Aim | Convert the material into a JSON list of strings, one string per line, from its first line up to and including the line with "heatmap-cell <box>522 130 561 191</box>". Leave out blank lines.

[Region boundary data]
-*-

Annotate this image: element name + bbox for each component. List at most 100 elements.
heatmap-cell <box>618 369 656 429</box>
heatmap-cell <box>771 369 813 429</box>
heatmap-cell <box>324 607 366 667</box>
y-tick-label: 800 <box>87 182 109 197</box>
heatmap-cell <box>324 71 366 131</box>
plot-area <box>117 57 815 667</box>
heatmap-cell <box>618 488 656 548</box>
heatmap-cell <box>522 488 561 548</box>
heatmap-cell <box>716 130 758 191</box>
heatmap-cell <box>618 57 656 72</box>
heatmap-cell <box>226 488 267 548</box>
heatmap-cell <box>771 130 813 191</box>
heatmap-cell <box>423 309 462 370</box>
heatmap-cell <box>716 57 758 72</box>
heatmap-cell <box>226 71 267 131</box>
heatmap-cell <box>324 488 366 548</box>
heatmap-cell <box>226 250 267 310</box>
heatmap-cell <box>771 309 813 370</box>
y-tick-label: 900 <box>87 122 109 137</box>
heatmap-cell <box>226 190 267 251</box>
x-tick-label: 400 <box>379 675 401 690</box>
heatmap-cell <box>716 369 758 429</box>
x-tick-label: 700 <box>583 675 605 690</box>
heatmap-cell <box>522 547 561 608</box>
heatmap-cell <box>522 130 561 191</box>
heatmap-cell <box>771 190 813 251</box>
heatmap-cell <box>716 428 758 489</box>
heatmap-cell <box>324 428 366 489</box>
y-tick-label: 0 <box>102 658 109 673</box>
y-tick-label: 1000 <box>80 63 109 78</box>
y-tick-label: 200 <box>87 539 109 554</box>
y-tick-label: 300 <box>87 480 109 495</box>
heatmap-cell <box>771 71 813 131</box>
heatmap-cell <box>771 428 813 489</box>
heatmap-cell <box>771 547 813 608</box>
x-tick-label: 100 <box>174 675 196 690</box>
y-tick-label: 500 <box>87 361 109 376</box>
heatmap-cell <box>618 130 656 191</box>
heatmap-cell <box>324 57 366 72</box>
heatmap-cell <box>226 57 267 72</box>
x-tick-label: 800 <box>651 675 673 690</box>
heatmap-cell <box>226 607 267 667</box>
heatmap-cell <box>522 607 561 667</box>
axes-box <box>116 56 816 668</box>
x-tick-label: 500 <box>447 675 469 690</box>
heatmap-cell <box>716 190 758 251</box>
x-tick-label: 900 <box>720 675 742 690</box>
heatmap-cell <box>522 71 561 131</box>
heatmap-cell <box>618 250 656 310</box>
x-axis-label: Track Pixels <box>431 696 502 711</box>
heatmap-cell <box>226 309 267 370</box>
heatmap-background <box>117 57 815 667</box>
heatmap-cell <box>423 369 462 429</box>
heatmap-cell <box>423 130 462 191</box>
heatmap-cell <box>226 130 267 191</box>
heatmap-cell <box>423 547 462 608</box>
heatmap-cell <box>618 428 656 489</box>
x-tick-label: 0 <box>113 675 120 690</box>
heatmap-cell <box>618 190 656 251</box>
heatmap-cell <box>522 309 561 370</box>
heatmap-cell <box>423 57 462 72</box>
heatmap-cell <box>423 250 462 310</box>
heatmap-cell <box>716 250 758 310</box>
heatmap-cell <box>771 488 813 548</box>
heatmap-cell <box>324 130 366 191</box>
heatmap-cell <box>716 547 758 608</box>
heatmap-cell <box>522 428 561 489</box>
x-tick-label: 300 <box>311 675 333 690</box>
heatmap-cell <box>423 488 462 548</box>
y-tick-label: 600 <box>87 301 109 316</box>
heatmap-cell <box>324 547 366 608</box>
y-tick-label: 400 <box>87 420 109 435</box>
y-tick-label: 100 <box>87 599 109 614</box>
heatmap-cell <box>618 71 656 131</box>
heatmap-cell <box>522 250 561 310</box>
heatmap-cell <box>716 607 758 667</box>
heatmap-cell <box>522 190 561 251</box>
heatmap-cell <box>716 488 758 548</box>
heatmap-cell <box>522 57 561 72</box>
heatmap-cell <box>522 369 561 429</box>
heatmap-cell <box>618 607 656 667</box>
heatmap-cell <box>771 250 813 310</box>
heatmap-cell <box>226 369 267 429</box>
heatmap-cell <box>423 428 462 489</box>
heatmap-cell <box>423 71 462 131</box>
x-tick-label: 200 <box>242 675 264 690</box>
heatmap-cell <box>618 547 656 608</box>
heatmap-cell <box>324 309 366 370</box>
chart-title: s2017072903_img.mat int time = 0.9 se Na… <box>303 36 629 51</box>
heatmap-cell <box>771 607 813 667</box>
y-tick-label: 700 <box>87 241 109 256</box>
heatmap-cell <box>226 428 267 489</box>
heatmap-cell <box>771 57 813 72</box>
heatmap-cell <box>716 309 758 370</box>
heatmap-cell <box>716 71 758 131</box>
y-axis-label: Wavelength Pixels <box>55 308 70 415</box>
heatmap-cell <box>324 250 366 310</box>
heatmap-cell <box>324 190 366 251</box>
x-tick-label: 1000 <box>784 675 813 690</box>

-*-

Solution for this exercise |
[
  "Annotate this image: element name + bbox for each component. List at most 100 elements.",
  "heatmap-cell <box>618 369 656 429</box>",
  "heatmap-cell <box>771 369 813 429</box>",
  "heatmap-cell <box>324 607 366 667</box>",
  "y-tick-label: 800 <box>87 182 109 197</box>",
  "heatmap-cell <box>324 71 366 131</box>",
  "plot-area <box>117 57 815 667</box>",
  "heatmap-cell <box>618 488 656 548</box>",
  "heatmap-cell <box>522 488 561 548</box>",
  "heatmap-cell <box>716 130 758 191</box>",
  "heatmap-cell <box>618 57 656 72</box>",
  "heatmap-cell <box>226 488 267 548</box>",
  "heatmap-cell <box>771 130 813 191</box>",
  "heatmap-cell <box>423 309 462 370</box>",
  "heatmap-cell <box>716 57 758 72</box>",
  "heatmap-cell <box>226 71 267 131</box>",
  "heatmap-cell <box>324 488 366 548</box>",
  "heatmap-cell <box>226 250 267 310</box>",
  "heatmap-cell <box>771 309 813 370</box>",
  "y-tick-label: 900 <box>87 122 109 137</box>",
  "heatmap-cell <box>226 190 267 251</box>",
  "x-tick-label: 400 <box>379 675 401 690</box>",
  "heatmap-cell <box>716 369 758 429</box>",
  "x-tick-label: 700 <box>583 675 605 690</box>",
  "heatmap-cell <box>522 547 561 608</box>",
  "heatmap-cell <box>522 130 561 191</box>"
]